┌─ INPUT MATERIAL

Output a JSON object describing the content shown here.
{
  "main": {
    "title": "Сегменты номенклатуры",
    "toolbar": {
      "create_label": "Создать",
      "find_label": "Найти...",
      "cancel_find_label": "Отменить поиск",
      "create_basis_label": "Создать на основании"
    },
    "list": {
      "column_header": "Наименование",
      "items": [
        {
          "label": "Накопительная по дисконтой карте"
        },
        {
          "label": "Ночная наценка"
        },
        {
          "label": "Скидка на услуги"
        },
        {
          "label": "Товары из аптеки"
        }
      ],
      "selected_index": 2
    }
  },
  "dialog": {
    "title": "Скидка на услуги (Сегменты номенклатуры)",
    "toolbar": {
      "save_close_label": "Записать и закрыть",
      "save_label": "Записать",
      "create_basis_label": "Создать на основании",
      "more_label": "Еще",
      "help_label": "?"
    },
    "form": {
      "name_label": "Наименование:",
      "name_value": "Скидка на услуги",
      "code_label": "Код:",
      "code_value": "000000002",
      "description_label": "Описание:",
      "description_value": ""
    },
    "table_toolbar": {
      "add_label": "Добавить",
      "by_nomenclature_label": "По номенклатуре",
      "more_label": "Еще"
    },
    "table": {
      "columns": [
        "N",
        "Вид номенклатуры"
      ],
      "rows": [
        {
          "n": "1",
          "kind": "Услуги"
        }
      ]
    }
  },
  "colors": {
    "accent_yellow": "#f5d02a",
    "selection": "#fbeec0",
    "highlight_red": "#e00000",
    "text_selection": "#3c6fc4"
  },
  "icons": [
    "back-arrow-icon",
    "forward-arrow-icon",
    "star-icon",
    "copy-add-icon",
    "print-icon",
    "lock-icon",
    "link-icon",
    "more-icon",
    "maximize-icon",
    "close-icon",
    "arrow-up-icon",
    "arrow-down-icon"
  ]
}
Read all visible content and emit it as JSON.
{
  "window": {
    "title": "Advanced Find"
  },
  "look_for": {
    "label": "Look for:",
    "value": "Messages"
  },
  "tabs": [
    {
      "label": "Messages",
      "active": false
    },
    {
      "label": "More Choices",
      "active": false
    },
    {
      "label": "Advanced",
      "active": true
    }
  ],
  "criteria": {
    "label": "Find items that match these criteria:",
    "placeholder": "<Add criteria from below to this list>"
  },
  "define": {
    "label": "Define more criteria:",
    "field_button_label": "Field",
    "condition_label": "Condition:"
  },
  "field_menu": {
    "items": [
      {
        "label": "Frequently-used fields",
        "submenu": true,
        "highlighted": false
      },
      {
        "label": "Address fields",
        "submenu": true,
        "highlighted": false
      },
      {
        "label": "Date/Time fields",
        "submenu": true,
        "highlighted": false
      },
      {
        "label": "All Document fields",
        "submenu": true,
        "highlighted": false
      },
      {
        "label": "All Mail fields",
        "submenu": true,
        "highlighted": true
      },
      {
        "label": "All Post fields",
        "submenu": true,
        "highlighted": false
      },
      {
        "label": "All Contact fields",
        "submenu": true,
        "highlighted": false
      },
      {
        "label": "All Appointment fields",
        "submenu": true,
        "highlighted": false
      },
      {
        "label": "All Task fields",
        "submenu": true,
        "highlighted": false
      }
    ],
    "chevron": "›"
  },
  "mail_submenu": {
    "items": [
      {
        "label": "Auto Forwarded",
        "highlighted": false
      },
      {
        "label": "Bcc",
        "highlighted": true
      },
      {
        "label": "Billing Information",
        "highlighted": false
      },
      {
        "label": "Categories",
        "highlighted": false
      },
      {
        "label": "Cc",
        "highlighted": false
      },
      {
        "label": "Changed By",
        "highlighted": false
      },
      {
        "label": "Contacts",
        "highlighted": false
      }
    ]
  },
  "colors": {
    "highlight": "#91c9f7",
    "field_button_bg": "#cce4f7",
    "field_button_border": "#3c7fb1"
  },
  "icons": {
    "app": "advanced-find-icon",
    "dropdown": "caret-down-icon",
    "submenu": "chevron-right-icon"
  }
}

└─

Within the entries above, report how many lines include "Скидка", and keep the answer to the number.

3